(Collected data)
-- Start --

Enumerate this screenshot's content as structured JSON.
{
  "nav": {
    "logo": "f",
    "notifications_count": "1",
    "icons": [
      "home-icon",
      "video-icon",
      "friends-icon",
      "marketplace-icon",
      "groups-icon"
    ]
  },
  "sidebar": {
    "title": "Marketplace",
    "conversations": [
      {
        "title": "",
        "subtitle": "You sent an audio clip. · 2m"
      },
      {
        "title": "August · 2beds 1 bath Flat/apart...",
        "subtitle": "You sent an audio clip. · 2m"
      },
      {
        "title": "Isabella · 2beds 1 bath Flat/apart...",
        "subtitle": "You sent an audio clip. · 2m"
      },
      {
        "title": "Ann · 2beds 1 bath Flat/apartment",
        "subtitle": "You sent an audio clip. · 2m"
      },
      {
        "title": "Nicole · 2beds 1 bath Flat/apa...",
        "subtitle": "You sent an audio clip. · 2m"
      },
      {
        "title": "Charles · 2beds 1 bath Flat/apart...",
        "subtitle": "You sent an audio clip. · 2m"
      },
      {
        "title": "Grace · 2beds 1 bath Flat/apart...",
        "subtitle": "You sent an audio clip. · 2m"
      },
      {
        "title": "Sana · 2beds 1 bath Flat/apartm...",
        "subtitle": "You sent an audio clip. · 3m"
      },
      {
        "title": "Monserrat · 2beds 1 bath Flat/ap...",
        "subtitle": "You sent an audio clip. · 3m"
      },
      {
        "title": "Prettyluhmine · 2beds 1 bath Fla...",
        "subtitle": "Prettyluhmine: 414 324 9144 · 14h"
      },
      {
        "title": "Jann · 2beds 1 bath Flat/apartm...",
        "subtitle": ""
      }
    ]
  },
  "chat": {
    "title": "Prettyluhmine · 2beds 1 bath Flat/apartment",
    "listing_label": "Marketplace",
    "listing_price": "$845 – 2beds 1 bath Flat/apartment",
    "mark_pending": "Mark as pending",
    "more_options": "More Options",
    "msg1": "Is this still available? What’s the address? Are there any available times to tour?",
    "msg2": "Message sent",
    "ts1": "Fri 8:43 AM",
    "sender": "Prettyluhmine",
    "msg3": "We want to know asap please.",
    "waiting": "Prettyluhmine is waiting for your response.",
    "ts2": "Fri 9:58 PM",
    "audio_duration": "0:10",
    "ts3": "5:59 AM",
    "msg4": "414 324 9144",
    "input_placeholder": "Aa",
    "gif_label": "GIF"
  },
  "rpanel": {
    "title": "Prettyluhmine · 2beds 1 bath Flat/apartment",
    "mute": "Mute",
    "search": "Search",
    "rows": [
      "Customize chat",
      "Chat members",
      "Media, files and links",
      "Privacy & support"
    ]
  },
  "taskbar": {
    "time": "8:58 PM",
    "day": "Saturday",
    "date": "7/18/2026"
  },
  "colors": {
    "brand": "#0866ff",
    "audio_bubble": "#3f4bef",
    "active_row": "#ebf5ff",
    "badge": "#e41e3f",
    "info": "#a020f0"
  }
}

-- End --

Exercise brief → Restate the listing in full, word for word.

The solution →
Enumerate this screenshot's content as structured JSON.
{
  "nav": {
    "logo": "f",
    "notifications_count": "1",
    "icons": [
      "home-icon",
      "video-icon",
      "friends-icon",
      "marketplace-icon",
      "groups-icon"
    ]
  },
  "sidebar": {
    "title": "Marketplace",
    "conversations": [
      {
        "title": "",
        "subtitle": "You sent an audio clip. · 2m"
      },
      {
        "title": "August · 2beds 1 bath Flat/apart...",
        "subtitle": "You sent an audio clip. · 2m"
      },
      {
        "title": "Isabella · 2beds 1 bath Flat/apart...",
        "subtitle": "You sent an audio clip. · 2m"
      },
      {
        "title": "Ann · 2beds 1 bath Flat/apartment",
        "subtitle": "You sent an audio clip. · 2m"
      },
      {
        "title": "Nicole · 2beds 1 bath Flat/apa...",
        "subtitle": "You sent an audio clip. · 2m"
      },
      {
        "title": "Charles · 2beds 1 bath Flat/apart...",
        "subtitle": "You sent an audio clip. · 2m"
      },
      {
        "title": "Grace · 2beds 1 bath Flat/apart...",
        "subtitle": "You sent an audio clip. · 2m"
      },
      {
        "title": "Sana · 2beds 1 bath Flat/apartm...",
        "subtitle": "You sent an audio clip. · 3m"
      },
      {
        "title": "Monserrat · 2beds 1 bath Flat/ap...",
        "subtitle": "You sent an audio clip. · 3m"
      },
      {
        "title": "Prettyluhmine · 2beds 1 bath Fla...",
        "subtitle": "Prettyluhmine: 414 324 9144 · 14h"
      },
      {
        "title": "Jann · 2beds 1 bath Flat/apartm...",
        "subtitle": ""
      }
    ]
  },
  "chat": {
    "title": "Prettyluhmine · 2beds 1 bath Flat/apartment",
    "listing_label": "Marketplace",
    "listing_price": "$845 – 2beds 1 bath Flat/apartment",
    "mark_pending": "Mark as pending",
    "more_options": "More Options",
    "msg1": "Is this still available? What’s the address? Are there any available times to tour?",
    "msg2": "Message sent",
    "ts1": "Fri 8:43 AM",
    "sender": "Prettyluhmine",
    "msg3": "We want to know asap please.",
    "waiting": "Prettyluhmine is waiting for your response.",
    "ts2": "Fri 9:58 PM",
    "audio_duration": "0:10",
    "ts3": "5:59 AM",
    "msg4": "414 324 9144",
    "input_placeholder": "Aa",
    "gif_label": "GIF"
  },
  "rpanel": {
    "title": "Prettyluhmine · 2beds 1 bath Flat/apartment",
    "mute": "Mute",
    "search": "Search",
    "rows": [
      "Customize chat",
      "Chat members",
      "Media, files and links",
      "Privacy & support"
    ]
  },
  "taskbar": {
    "time": "8:58 PM",
    "day": "Saturday",
    "date": "7/18/2026"
  },
  "colors": {
    "brand": "#0866ff",
    "audio_bubble": "#3f4bef",
    "active_row": "#ebf5ff",
    "badge": "#e41e3f",
    "info": "#a020f0"
  }
}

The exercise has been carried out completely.